RECORD EXCERPTS:
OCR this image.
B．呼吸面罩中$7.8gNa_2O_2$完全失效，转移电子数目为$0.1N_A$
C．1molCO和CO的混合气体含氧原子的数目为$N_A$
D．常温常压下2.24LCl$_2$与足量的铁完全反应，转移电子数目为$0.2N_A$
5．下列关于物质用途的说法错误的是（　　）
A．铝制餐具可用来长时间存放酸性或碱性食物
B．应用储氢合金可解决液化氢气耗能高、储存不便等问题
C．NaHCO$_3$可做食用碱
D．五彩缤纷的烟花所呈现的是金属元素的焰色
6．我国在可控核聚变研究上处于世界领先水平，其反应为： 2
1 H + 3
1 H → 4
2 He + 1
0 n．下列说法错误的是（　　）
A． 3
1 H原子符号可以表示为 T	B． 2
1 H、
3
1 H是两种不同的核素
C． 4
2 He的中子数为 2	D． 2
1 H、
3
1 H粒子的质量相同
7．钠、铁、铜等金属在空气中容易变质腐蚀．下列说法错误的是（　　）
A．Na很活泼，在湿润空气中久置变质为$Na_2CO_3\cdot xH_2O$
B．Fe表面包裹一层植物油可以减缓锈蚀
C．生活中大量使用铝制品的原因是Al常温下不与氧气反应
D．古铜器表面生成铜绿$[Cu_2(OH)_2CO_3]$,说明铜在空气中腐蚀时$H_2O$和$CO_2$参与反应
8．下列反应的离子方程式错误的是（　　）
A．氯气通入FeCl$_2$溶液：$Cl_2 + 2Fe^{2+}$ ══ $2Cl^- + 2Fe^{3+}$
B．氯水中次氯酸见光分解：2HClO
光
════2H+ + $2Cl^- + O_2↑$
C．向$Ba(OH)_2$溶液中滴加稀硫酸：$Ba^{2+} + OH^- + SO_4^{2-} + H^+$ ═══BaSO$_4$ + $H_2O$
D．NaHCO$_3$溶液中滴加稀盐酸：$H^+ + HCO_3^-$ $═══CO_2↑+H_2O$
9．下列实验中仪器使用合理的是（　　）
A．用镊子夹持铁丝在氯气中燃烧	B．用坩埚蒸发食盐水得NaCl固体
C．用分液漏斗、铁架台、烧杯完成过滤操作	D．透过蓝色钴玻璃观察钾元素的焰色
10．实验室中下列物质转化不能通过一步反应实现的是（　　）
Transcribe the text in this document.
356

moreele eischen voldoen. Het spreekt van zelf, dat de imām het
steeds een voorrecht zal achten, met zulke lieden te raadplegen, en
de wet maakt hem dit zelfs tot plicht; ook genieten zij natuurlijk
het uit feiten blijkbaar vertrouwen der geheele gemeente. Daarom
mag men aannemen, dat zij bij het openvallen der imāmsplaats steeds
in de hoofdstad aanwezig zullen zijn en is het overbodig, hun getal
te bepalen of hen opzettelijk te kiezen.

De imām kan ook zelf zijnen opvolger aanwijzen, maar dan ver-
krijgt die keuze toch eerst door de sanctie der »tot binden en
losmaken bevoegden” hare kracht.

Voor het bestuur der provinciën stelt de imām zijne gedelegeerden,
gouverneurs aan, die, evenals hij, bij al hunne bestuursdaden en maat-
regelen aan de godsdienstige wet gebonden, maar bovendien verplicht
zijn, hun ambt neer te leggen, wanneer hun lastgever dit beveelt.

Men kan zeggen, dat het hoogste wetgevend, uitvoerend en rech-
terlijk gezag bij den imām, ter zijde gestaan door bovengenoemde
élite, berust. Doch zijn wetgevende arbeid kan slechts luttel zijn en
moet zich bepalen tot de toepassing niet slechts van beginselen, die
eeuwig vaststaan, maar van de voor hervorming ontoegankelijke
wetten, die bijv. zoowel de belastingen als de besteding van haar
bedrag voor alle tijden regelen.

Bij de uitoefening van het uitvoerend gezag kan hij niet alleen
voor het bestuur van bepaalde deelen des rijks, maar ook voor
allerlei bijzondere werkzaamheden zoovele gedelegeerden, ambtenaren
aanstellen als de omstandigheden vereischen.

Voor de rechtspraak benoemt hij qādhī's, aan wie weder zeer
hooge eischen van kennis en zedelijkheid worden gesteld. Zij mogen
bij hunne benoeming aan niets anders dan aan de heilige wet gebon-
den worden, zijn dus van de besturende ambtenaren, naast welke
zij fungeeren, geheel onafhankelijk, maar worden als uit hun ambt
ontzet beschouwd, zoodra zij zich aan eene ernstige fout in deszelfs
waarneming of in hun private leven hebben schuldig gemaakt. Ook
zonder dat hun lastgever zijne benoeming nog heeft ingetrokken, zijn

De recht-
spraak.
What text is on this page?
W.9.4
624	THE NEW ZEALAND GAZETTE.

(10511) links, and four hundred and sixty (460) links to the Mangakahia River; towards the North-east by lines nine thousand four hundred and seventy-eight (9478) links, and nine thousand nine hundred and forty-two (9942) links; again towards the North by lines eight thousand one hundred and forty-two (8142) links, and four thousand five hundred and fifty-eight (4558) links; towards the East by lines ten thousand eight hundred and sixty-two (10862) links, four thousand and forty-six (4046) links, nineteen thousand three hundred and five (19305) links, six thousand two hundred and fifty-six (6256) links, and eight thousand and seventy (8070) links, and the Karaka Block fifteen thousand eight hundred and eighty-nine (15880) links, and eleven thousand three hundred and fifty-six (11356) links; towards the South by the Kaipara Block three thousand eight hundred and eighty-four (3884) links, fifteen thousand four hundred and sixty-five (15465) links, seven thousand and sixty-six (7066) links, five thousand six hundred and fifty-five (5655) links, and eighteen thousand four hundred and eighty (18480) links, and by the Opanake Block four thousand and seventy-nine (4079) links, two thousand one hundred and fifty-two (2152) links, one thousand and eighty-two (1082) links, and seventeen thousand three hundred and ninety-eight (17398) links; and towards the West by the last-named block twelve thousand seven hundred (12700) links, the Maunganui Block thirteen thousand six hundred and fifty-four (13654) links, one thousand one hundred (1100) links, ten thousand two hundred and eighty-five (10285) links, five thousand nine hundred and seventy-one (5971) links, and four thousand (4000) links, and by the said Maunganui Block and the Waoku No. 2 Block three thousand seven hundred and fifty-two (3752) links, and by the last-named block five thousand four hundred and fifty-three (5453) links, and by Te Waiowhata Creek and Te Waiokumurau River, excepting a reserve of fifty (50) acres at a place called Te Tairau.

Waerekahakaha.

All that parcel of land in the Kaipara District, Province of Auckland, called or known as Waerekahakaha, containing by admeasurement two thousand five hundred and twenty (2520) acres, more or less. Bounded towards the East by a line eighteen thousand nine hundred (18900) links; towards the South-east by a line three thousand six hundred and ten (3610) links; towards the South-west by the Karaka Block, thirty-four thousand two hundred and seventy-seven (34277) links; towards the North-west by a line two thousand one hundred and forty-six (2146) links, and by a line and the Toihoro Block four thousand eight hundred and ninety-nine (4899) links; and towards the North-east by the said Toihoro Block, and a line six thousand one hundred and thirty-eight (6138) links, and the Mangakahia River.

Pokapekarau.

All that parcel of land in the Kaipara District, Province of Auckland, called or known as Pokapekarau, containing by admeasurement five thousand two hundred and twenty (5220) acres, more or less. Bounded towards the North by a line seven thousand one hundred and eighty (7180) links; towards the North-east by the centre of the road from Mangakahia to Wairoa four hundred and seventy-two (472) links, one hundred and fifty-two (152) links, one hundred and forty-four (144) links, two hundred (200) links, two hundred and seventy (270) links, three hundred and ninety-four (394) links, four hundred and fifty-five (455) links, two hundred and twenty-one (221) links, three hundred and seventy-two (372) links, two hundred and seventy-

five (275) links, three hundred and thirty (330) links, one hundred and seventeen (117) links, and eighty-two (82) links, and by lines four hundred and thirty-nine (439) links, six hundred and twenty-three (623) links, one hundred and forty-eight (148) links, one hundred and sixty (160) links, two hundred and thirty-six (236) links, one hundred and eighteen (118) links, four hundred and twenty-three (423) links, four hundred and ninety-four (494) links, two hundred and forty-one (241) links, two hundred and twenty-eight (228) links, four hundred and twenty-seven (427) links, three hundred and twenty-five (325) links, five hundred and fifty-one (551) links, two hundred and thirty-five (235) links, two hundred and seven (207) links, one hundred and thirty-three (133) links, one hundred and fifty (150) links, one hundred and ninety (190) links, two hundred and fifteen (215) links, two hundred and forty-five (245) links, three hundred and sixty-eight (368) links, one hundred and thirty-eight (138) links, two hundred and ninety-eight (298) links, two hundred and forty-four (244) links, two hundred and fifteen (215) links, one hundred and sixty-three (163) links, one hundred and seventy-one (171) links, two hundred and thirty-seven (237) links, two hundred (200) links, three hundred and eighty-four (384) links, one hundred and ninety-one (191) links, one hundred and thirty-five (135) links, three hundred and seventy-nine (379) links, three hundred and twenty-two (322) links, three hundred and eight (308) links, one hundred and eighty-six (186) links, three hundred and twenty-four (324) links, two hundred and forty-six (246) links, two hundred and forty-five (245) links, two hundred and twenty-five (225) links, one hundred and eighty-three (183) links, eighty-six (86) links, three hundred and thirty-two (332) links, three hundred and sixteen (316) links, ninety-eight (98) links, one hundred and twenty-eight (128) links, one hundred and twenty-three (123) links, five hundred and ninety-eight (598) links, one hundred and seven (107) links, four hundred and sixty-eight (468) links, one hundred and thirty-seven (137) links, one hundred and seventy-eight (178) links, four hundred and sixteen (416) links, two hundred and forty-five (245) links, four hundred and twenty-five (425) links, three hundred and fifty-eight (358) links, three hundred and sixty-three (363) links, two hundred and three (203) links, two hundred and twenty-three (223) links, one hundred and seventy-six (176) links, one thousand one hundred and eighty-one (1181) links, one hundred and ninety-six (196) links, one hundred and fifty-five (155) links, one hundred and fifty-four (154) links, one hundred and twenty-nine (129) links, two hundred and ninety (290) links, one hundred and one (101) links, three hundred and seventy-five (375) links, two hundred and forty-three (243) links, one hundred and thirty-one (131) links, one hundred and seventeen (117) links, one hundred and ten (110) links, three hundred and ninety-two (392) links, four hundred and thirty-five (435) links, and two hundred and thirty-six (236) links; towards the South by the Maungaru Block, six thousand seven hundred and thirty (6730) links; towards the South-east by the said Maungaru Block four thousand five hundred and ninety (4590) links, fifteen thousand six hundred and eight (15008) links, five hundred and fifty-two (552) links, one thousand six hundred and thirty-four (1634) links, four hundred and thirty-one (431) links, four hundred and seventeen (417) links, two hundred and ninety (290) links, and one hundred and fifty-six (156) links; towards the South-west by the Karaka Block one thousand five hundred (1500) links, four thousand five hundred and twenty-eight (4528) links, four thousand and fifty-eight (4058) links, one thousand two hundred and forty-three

THE EXERCISE: Return every line holding the word "steeds" from the records.

PROBLEM SOLUTION:
steeds een voorrecht zal achten, met zulke lieden te raadplegen, en
mag men aannemen, dat zij bij het openvallen der imāmsplaats steeds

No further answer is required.